▸ Exercise materials:

════

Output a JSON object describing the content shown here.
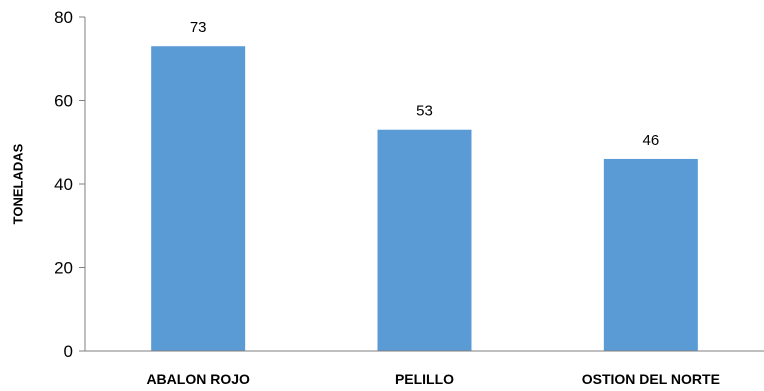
{
  "chart_data": {
    "type": "bar",
    "title": "",
    "xlabel": "",
    "ylabel": "TONELADAS",
    "categories": [
      "ABALON ROJO",
      "PELILLO",
      "OSTION DEL NORTE"
    ],
    "values": [
      73,
      53,
      46
    ],
    "data_labels": [
      "73",
      "53",
      "46"
    ],
    "ylim": [
      0,
      80
    ],
    "yticks": [
      0,
      20,
      40,
      60,
      80
    ],
    "ytick_labels": [
      "0",
      "20",
      "40",
      "60",
      "80"
    ],
    "grid": false,
    "legend": "none",
    "colors": {
      "bar": "#5B9BD5",
      "axis": "#7f7f7f",
      "text": "#000000"
    }
  }
}
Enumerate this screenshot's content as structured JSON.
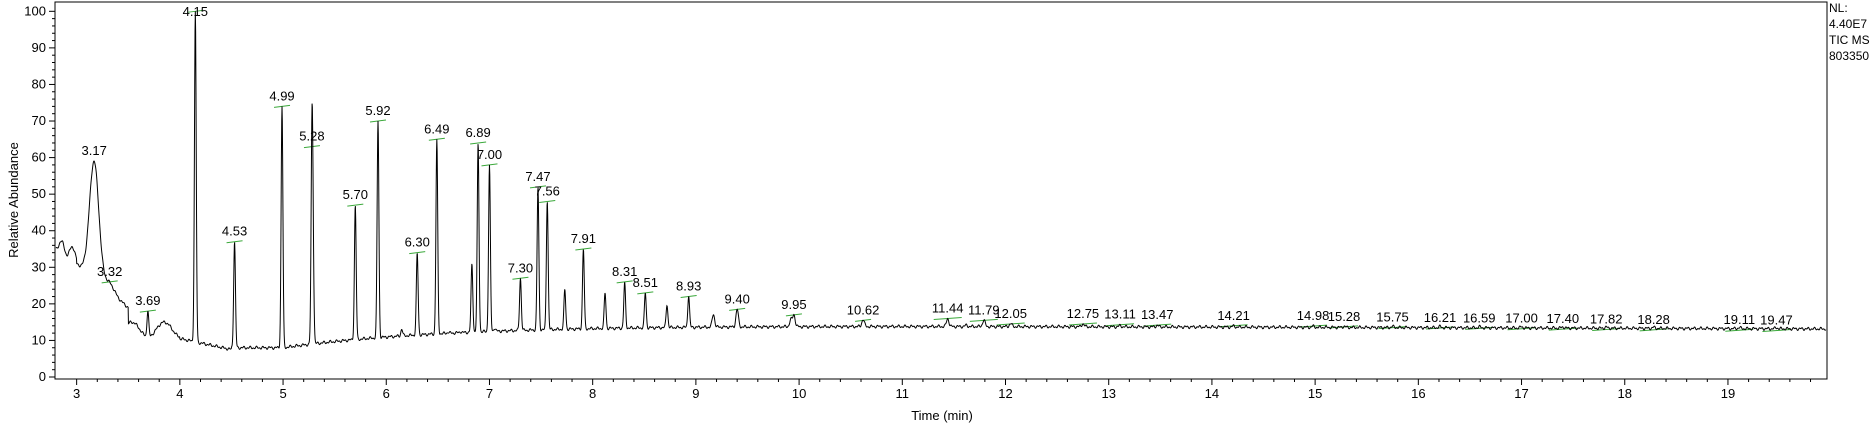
{
  "chart_data": {
    "type": "line",
    "xlabel": "Time (min)",
    "ylabel": "Relative Abundance",
    "xlim": [
      2.8,
      19.95
    ],
    "ylim": [
      0,
      102
    ],
    "x_ticks": [
      3,
      4,
      5,
      6,
      7,
      8,
      9,
      10,
      11,
      12,
      13,
      14,
      15,
      16,
      17,
      18,
      19
    ],
    "y_ticks": [
      0,
      10,
      20,
      30,
      40,
      50,
      60,
      70,
      80,
      90,
      100
    ],
    "info": [
      "NL:",
      "4.40E7",
      "TIC  MS",
      "803350"
    ],
    "peaks": [
      {
        "rt": 3.17,
        "height": 59,
        "label": "3.17"
      },
      {
        "rt": 3.32,
        "height": 26,
        "label": "3.32"
      },
      {
        "rt": 3.69,
        "height": 18,
        "label": "3.69"
      },
      {
        "rt": 4.15,
        "height": 100,
        "label": "4.15"
      },
      {
        "rt": 4.53,
        "height": 37,
        "label": "4.53"
      },
      {
        "rt": 4.99,
        "height": 74,
        "label": "4.99"
      },
      {
        "rt": 5.28,
        "height": 63,
        "label": "5.28"
      },
      {
        "rt": 5.7,
        "height": 47,
        "label": "5.70"
      },
      {
        "rt": 5.92,
        "height": 70,
        "label": "5.92"
      },
      {
        "rt": 6.3,
        "height": 34,
        "label": "6.30"
      },
      {
        "rt": 6.49,
        "height": 65,
        "label": "6.49"
      },
      {
        "rt": 6.89,
        "height": 64,
        "label": "6.89"
      },
      {
        "rt": 7.0,
        "height": 58,
        "label": "7.00"
      },
      {
        "rt": 7.3,
        "height": 27,
        "label": "7.30"
      },
      {
        "rt": 7.47,
        "height": 52,
        "label": "7.47"
      },
      {
        "rt": 7.56,
        "height": 48,
        "label": "7.56"
      },
      {
        "rt": 7.91,
        "height": 35,
        "label": "7.91"
      },
      {
        "rt": 8.31,
        "height": 26,
        "label": "8.31"
      },
      {
        "rt": 8.51,
        "height": 23,
        "label": "8.51"
      },
      {
        "rt": 8.93,
        "height": 22,
        "label": "8.93"
      },
      {
        "rt": 9.4,
        "height": 18.5,
        "label": "9.40"
      },
      {
        "rt": 9.95,
        "height": 17,
        "label": "9.95"
      },
      {
        "rt": 10.62,
        "height": 15.5,
        "label": "10.62"
      },
      {
        "rt": 11.44,
        "height": 16,
        "label": "11.44"
      },
      {
        "rt": 11.79,
        "height": 15.5,
        "label": "11.79"
      },
      {
        "rt": 12.05,
        "height": 14.5,
        "label": "12.05"
      },
      {
        "rt": 12.75,
        "height": 14.5,
        "label": "12.75"
      },
      {
        "rt": 13.11,
        "height": 14.3,
        "label": "13.11"
      },
      {
        "rt": 13.47,
        "height": 14.2,
        "label": "13.47"
      },
      {
        "rt": 14.21,
        "height": 14.0,
        "label": "14.21"
      },
      {
        "rt": 14.98,
        "height": 13.9,
        "label": "14.98"
      },
      {
        "rt": 15.28,
        "height": 13.7,
        "label": "15.28"
      },
      {
        "rt": 15.75,
        "height": 13.5,
        "label": "15.75"
      },
      {
        "rt": 16.21,
        "height": 13.4,
        "label": "16.21"
      },
      {
        "rt": 16.59,
        "height": 13.3,
        "label": "16.59"
      },
      {
        "rt": 17.0,
        "height": 13.2,
        "label": "17.00"
      },
      {
        "rt": 17.4,
        "height": 13.1,
        "label": "17.40"
      },
      {
        "rt": 17.82,
        "height": 13.0,
        "label": "17.82"
      },
      {
        "rt": 18.28,
        "height": 12.9,
        "label": "18.28"
      },
      {
        "rt": 19.11,
        "height": 12.8,
        "label": "19.11"
      },
      {
        "rt": 19.47,
        "height": 12.7,
        "label": "19.47"
      }
    ],
    "unlabeled_peaks": [
      {
        "rt": 5.29,
        "height": 30
      },
      {
        "rt": 6.15,
        "height": 13
      },
      {
        "rt": 6.6,
        "height": 12
      },
      {
        "rt": 6.72,
        "height": 11.5
      },
      {
        "rt": 6.83,
        "height": 31
      },
      {
        "rt": 7.05,
        "height": 13
      },
      {
        "rt": 7.73,
        "height": 24
      },
      {
        "rt": 8.12,
        "height": 23
      },
      {
        "rt": 8.72,
        "height": 19.5
      },
      {
        "rt": 9.17,
        "height": 17
      },
      {
        "rt": 9.92,
        "height": 16
      },
      {
        "rt": 11.62,
        "height": 14.5
      }
    ],
    "colors": {
      "trace": "#000000",
      "baseline_marks": "#3aa83a",
      "frame": "#000000"
    }
  }
}
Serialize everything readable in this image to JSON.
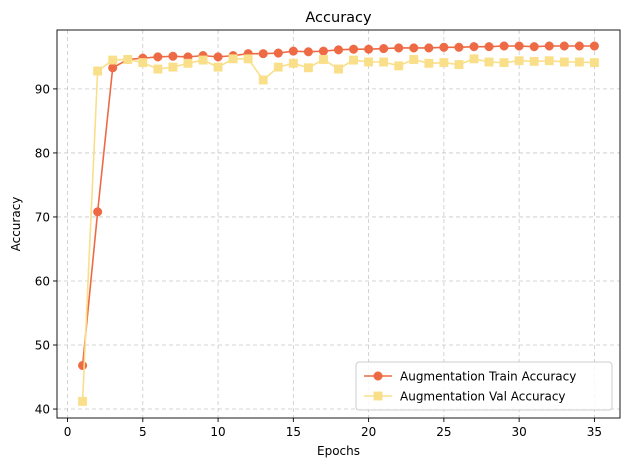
{
  "chart_data": {
    "type": "line",
    "title": "Accuracy",
    "xlabel": "Epochs",
    "ylabel": "Accuracy",
    "xlim": [
      -0.7,
      36.7
    ],
    "ylim": [
      38.6,
      99.2
    ],
    "xticks": [
      0,
      5,
      10,
      15,
      20,
      25,
      30,
      35
    ],
    "yticks": [
      40,
      50,
      60,
      70,
      80,
      90
    ],
    "grid": true,
    "legend_position": "lower-right",
    "x": [
      1,
      2,
      3,
      4,
      5,
      6,
      7,
      8,
      9,
      10,
      11,
      12,
      13,
      14,
      15,
      16,
      17,
      18,
      19,
      20,
      21,
      22,
      23,
      24,
      25,
      26,
      27,
      28,
      29,
      30,
      31,
      32,
      33,
      34,
      35
    ],
    "series": [
      {
        "name": "Augmentation Train Accuracy",
        "color": "#ee6a45",
        "marker": "circle",
        "values": [
          46.8,
          70.8,
          93.3,
          94.6,
          94.8,
          95.0,
          95.1,
          95.0,
          95.2,
          95.0,
          95.2,
          95.5,
          95.5,
          95.6,
          95.9,
          95.8,
          95.9,
          96.1,
          96.2,
          96.2,
          96.3,
          96.4,
          96.4,
          96.4,
          96.5,
          96.5,
          96.6,
          96.6,
          96.7,
          96.7,
          96.6,
          96.7,
          96.7,
          96.7,
          96.7
        ]
      },
      {
        "name": "Augmentation Val Accuracy",
        "color": "#fadf8a",
        "marker": "square",
        "values": [
          41.2,
          92.8,
          94.5,
          94.6,
          94.1,
          93.1,
          93.4,
          94.0,
          94.5,
          93.4,
          94.7,
          94.7,
          91.4,
          93.4,
          94.0,
          93.3,
          94.6,
          93.1,
          94.5,
          94.2,
          94.2,
          93.6,
          94.6,
          94.0,
          94.1,
          93.8,
          94.7,
          94.2,
          94.1,
          94.4,
          94.3,
          94.4,
          94.2,
          94.2,
          94.1
        ]
      }
    ]
  }
}
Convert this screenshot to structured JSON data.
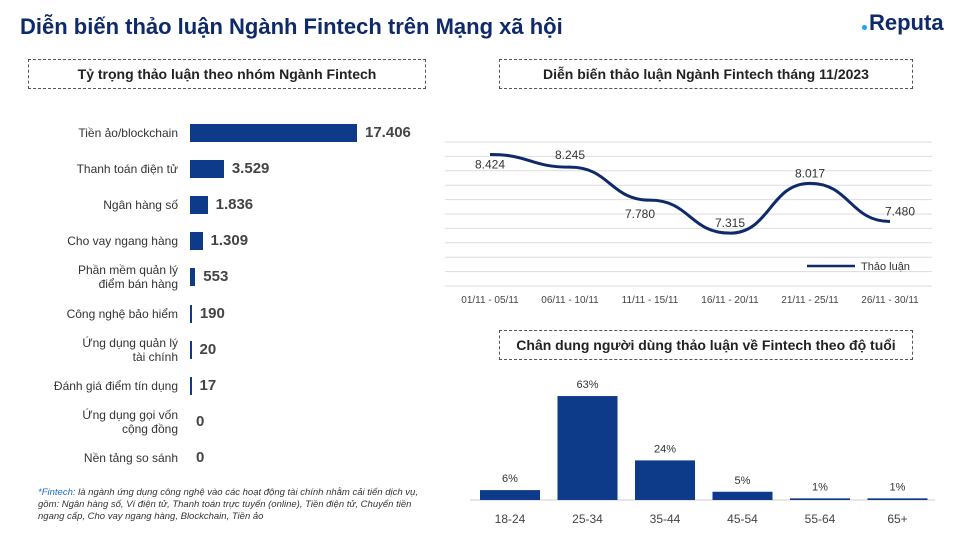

════

▸ Short problem: Go over the records above and tally each line that includes "Augmentation". Give the total by itself.

▸ Response below: 2